TEXT FOR ANALYSIS:
..........
Just in passing, if you split up all stereo files in mono, you end up with more files, not less?

Re: Record in Mono, better Mixdown?

PostPosted: Thu Oct 17, 2019 2:39 pm
by Martin Walker
CS70 wrote:Ah - cool. Well, the only actual stereo files that I see come from synths or keyboards, or stereo mics.

Same here, although I invariably shrink the width of various stereo synth/keyboard sounds, as otherwise they tend to dominate the mix.


Martin

Re: Record in Mono, better Mixdown?

PostPosted: Thu Oct 17, 2019 2:57 pm
by james090
Martin Walker wrote:Same here, although I invariably shrink the width of various stereo synth/keyboard sounds, as otherwise they tend to dominate the mix.


Martin

I think this maybe what i was trying to explain? I think that all of my stereo sounds, and samples are dominating my end mix, making it much harder to mixdown at the end.

Would Mono samples be easier to work with on a mixdown situation?

Thanks Martin for putting it better than I could :thumbup:

Re: Record in Mono, better Mixdown?

PostPosted: Thu Oct 17, 2019 3:15 pm
by Martin Walker
james090 wrote:Would Mono samples be easier to work with on a mixdown situation?

Thanks Martin for putting it better than I could :thumbup:

I see no point in collapsing sounds to mono if they contain useful stereo information - just reduce their stereo width if you need to find them a space in the mix. I tend to listen on headphones at this early stage of mixing, since it's easier to hear where everything fits neatly across the stereo image.

An occasional sound can indeed be full width, and will provide spatial interest; it's only when you have several wide sounds all fighting with each other that shrinking them a little tends to help.


Martin

Re: Record in Mono, better Mixdown?

PostPosted: Thu Oct 17, 2019 4:05 pm
by Wonks
In your DAW, you should be able to change the stereo pan control on a stereo track to a position/width control, with two sliders that determine the width of the stereo image and its position.

Whilst you can get specific plugins for the task, the built-in tools for this normally work well enough.

Re: Record in Mono, better Mixdown?

PostPosted: Thu Oct 17, 2019 7:59 pm
by Dave B
If you are using someone else’s sample library, then you may only have stereo samples to use. Some people do ship mono versions and my preference is to use those unless I want a specific stereo effect. I think it makes it easier to place things in the mix (you have control over stereo placement as well as width).

If I’m building custom samples, then I always tend to record in mono - and try and find good loop points as I am old school as well. (16mb?? Luxury .. my first sampler had 2 banks of 256kb which itself was luxury compared to the whopping 16kb on the old Fairlight. Eeeehhh when I were nibbut a lad, etc etc :) g

Re: Record in Mono, better Mixdown?

PostPosted: Thu Oct 17, 2019 10:56 pm
by N i g e l
As hinted at elsewhere, I think the key phrase here is MS - mid sides technique.

Its not just mono or stereo but any width in between.
..........
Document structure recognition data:
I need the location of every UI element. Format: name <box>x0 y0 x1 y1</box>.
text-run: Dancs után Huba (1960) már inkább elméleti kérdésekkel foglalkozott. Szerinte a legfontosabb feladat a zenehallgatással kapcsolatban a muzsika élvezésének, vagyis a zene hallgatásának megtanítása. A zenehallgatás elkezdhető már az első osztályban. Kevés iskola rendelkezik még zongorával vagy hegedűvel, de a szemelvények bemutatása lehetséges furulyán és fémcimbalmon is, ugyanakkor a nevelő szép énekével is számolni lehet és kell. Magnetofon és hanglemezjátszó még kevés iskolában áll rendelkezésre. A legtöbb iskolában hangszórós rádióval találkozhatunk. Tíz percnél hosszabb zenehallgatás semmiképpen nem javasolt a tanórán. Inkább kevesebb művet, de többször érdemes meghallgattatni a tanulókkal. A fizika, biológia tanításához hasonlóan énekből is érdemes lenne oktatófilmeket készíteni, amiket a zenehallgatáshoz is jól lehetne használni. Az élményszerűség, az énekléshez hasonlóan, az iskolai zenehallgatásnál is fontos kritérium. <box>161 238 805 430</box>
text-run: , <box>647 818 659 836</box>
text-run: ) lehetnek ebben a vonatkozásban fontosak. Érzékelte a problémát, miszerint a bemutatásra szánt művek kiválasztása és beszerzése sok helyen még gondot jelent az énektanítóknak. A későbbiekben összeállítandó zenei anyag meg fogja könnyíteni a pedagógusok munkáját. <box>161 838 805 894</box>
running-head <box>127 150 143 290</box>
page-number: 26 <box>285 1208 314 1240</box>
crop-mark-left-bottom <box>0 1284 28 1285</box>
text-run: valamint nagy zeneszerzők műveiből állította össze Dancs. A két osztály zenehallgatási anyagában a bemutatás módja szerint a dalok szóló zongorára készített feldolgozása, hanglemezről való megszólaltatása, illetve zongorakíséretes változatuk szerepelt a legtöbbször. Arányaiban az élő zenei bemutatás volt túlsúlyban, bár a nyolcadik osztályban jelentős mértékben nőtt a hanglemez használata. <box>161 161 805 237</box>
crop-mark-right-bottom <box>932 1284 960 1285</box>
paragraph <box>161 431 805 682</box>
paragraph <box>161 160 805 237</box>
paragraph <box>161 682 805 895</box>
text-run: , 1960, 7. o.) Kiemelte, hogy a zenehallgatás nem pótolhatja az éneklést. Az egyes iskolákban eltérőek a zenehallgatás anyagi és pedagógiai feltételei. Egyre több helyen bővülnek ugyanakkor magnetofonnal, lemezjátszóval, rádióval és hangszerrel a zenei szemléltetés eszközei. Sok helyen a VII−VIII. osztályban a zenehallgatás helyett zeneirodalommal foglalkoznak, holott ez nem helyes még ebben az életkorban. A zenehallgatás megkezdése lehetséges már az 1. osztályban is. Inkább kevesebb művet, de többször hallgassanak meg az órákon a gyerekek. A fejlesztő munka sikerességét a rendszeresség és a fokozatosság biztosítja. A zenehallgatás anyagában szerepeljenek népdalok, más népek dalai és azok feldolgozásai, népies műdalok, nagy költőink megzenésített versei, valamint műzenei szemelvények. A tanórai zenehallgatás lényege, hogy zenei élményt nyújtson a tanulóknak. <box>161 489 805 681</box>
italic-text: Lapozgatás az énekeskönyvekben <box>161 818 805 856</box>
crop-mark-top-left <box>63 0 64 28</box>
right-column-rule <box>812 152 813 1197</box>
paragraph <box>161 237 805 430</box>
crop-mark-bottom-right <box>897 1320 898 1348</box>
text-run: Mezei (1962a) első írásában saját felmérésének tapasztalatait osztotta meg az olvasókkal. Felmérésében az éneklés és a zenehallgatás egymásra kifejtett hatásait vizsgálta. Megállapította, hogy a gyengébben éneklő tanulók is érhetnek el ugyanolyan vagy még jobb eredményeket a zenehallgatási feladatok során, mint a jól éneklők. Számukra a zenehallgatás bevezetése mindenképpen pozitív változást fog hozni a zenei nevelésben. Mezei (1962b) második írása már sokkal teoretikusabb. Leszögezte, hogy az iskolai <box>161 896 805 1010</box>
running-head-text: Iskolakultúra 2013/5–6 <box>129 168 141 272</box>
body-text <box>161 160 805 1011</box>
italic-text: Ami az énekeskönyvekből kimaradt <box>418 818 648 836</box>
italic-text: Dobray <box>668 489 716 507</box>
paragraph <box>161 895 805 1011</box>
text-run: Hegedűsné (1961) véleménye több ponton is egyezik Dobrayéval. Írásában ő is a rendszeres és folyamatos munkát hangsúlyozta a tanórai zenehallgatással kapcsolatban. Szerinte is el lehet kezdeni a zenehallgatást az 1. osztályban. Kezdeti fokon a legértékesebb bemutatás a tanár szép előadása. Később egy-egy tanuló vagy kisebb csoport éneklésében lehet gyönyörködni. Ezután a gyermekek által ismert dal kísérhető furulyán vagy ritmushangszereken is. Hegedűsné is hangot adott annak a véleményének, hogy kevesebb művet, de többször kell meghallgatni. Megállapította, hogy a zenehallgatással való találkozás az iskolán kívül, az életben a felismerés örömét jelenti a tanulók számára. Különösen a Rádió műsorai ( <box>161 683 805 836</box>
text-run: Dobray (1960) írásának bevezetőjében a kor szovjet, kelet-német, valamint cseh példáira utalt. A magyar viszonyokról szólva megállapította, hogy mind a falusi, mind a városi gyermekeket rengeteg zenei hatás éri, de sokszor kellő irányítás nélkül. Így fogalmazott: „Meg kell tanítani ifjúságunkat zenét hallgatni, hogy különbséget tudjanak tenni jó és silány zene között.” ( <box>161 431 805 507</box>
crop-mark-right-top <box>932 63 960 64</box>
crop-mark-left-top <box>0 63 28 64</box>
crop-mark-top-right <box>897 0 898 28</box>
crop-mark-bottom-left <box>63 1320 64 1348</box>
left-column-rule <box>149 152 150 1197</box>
..........
PROMPT 1:
For each statement about the forum thread on recording in mono, say yes or no depending on whether it agrees with the thread, and quote the thread's deciding words. (a) Martin Walker tends to listen on headphones early in mixing. (b) Dave B's first sampler had 16kb of memory. (c) Wonks says plugins made for the task are needed to control stereo width.
PROMPT 2:
In the forum thread on recording in mono, what does N i g e l call the key phrase?
PROMPT 3:
From the forum thread on recording in mono, quote the part that opens with the words containing "If I’m building" and closes with "width in between.".
Work only from the text; the records are not needed.

TASK RESULT 1:
(a) Yes: "I tend to listen on headphones at this early stage of mixing"
(b) No: "my first sampler had 2 banks of 256kb"
(c) No: "the built-in tools for this normally work well enough"

TASK RESULT 2:
MS, the mid sides technique.

TASK RESULT 3:
If I’m building custom samples, then I always tend to record in mono - and try and find good loop points as I am old school as well. (16mb?? Luxury .. my first sampler had 2 banks of 256kb which itself was luxury compared to the whopping 16kb on the old Fairlight. Eeeehhh when I were nibbut a lad, etc etc :) g

Re: Record in Mono, better Mixdown?

PostPosted: Thu Oct 17, 2019 10:56 pm
by N i g e l
As hinted at elsewhere, I think the key phrase here is MS - mid sides technique.

Its not just mono or stereo but any width in between.